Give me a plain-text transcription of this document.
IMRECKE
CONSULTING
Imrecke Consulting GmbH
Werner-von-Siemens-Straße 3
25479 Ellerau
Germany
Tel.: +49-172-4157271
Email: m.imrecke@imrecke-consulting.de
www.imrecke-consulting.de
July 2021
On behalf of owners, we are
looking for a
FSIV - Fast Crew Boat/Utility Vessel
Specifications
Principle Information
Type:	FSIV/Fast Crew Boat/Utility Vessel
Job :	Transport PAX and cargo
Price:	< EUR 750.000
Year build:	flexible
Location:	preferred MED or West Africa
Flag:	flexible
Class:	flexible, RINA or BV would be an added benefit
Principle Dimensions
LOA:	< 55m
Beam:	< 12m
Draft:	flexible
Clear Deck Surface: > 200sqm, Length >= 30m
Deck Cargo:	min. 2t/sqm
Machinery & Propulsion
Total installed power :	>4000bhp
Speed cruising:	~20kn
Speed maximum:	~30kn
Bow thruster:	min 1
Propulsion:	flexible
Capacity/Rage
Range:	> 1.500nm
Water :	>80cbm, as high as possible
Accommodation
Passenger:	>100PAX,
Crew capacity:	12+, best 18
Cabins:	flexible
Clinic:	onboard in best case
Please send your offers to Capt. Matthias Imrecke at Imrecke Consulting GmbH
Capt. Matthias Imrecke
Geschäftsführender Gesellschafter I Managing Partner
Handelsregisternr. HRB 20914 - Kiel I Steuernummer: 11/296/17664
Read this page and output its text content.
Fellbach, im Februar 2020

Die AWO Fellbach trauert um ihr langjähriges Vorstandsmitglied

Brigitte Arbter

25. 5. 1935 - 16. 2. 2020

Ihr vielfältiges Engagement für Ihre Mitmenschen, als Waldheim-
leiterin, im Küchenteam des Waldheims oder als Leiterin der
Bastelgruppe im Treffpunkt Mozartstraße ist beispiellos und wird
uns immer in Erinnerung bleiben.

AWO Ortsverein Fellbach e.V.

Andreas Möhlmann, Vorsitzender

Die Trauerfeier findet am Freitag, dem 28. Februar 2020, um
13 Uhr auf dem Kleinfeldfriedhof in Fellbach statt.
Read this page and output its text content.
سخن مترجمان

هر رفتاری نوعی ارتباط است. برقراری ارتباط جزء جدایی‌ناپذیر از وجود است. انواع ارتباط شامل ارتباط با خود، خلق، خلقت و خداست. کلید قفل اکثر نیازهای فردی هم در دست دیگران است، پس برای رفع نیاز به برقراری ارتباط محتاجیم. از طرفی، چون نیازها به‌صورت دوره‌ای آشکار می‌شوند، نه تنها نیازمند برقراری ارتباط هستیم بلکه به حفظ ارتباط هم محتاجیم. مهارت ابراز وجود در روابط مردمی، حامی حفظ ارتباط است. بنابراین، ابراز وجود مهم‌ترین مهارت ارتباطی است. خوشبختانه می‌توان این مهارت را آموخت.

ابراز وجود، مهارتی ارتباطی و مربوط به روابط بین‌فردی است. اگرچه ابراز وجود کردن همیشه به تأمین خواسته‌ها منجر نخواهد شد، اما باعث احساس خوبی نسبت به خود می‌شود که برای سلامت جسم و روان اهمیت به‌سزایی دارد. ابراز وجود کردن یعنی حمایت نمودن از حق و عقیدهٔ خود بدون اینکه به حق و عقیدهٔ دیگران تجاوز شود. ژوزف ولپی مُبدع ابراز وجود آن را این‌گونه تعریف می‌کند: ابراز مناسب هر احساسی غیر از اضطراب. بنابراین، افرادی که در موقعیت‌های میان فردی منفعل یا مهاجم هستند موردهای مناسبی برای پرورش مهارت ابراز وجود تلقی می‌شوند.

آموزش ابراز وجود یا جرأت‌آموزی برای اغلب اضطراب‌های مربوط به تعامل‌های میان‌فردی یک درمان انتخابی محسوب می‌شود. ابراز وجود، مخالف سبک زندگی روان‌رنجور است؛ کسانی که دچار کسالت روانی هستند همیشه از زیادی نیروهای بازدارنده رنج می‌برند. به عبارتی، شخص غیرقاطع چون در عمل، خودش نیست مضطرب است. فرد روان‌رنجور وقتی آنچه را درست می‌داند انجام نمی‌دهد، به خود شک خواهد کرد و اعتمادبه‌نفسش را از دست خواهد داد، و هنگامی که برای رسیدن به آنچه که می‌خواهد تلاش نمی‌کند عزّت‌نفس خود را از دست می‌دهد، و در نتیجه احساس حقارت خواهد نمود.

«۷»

══════════

• PROBLEM STATEMENT:
Retype every record above exactly as written.

• RESULT:
Give me a plain-text transcription of this document.
IMRECKE
CONSULTING
Imrecke Consulting GmbH
Werner-von-Siemens-Straße 3
25479 Ellerau
Germany
Tel.: +49-172-4157271
Email: m.imrecke@imrecke-consulting.de
www.imrecke-consulting.de
July 2021
On behalf of owners, we are
looking for a
FSIV - Fast Crew Boat/Utility Vessel
Specifications
Principle Information
Type:	FSIV/Fast Crew Boat/Utility Vessel
Job :	Transport PAX and cargo
Price:	< EUR 750.000
Year build:	flexible
Location:	preferred MED or West Africa
Flag:	flexible
Class:	flexible, RINA or BV would be an added benefit
Principle Dimensions
LOA:	< 55m
Beam:	< 12m
Draft:	flexible
Clear Deck Surface: > 200sqm, Length >= 30m
Deck Cargo:	min. 2t/sqm
Machinery & Propulsion
Total installed power :	>4000bhp
Speed cruising:	~20kn
Speed maximum:	~30kn
Bow thruster:	min 1
Propulsion:	flexible
Capacity/Rage
Range:	> 1.500nm
Water :	>80cbm, as high as possible
Accommodation
Passenger:	>100PAX,
Crew capacity:	12+, best 18
Cabins:	flexible
Clinic:	onboard in best case
Please send your offers to Capt. Matthias Imrecke at Imrecke Consulting GmbH
Capt. Matthias Imrecke
Geschäftsführender Gesellschafter I Managing Partner
Handelsregisternr. HRB 20914 - Kiel I Steuernummer: 11/296/17664
Read this page and output its text content.
Fellbach, im Februar 2020

Die AWO Fellbach trauert um ihr langjähriges Vorstandsmitglied

Brigitte Arbter

25. 5. 1935 - 16. 2. 2020

Ihr vielfältiges Engagement für Ihre Mitmenschen, als Waldheim-
leiterin, im Küchenteam des Waldheims oder als Leiterin der
Bastelgruppe im Treffpunkt Mozartstraße ist beispiellos und wird
uns immer in Erinnerung bleiben.

AWO Ortsverein Fellbach e.V.

Andreas Möhlmann, Vorsitzender

Die Trauerfeier findet am Freitag, dem 28. Februar 2020, um
13 Uhr auf dem Kleinfeldfriedhof in Fellbach statt.
Read this page and output its text content.
سخن مترجمان

هر رفتاری نوعی ارتباط است. برقراری ارتباط جزء جدایی‌ناپذیر از وجود است. انواع ارتباط شامل ارتباط با خود، خلق، خلقت و خداست. کلید قفل اکثر نیازهای فردی هم در دست دیگران است، پس برای رفع نیاز به برقراری ارتباط محتاجیم. از طرفی، چون نیازها به‌صورت دوره‌ای آشکار می‌شوند، نه تنها نیازمند برقراری ارتباط هستیم بلکه به حفظ ارتباط هم محتاجیم. مهارت ابراز وجود در روابط مردمی، حامی حفظ ارتباط است. بنابراین، ابراز وجود مهم‌ترین مهارت ارتباطی است. خوشبختانه می‌توان این مهارت را آموخت.

ابراز وجود، مهارتی ارتباطی و مربوط به روابط بین‌فردی است. اگرچه ابراز وجود کردن همیشه به تأمین خواسته‌ها منجر نخواهد شد، اما باعث احساس خوبی نسبت به خود می‌شود که برای سلامت جسم و روان اهمیت به‌سزایی دارد. ابراز وجود کردن یعنی حمایت نمودن از حق و عقیدهٔ خود بدون اینکه به حق و عقیدهٔ دیگران تجاوز شود. ژوزف ولپی مُبدع ابراز وجود آن را این‌گونه تعریف می‌کند: ابراز مناسب هر احساسی غیر از اضطراب. بنابراین، افرادی که در موقعیت‌های میان فردی منفعل یا مهاجم هستند موردهای مناسبی برای پرورش مهارت ابراز وجود تلقی می‌شوند.

آموزش ابراز وجود یا جرأت‌آموزی برای اغلب اضطراب‌های مربوط به تعامل‌های میان‌فردی یک درمان انتخابی محسوب می‌شود. ابراز وجود، مخالف سبک زندگی روان‌رنجور است؛ کسانی که دچار کسالت روانی هستند همیشه از زیادی نیروهای بازدارنده رنج می‌برند. به عبارتی، شخص غیرقاطع چون در عمل، خودش نیست مضطرب است. فرد روان‌رنجور وقتی آنچه را درست می‌داند انجام نمی‌دهد، به خود شک خواهد کرد و اعتمادبه‌نفسش را از دست خواهد داد، و هنگامی که برای رسیدن به آنچه که می‌خواهد تلاش نمی‌کند عزّت‌نفس خود را از دست می‌دهد، و در نتیجه احساس حقارت خواهد نمود.

«۷»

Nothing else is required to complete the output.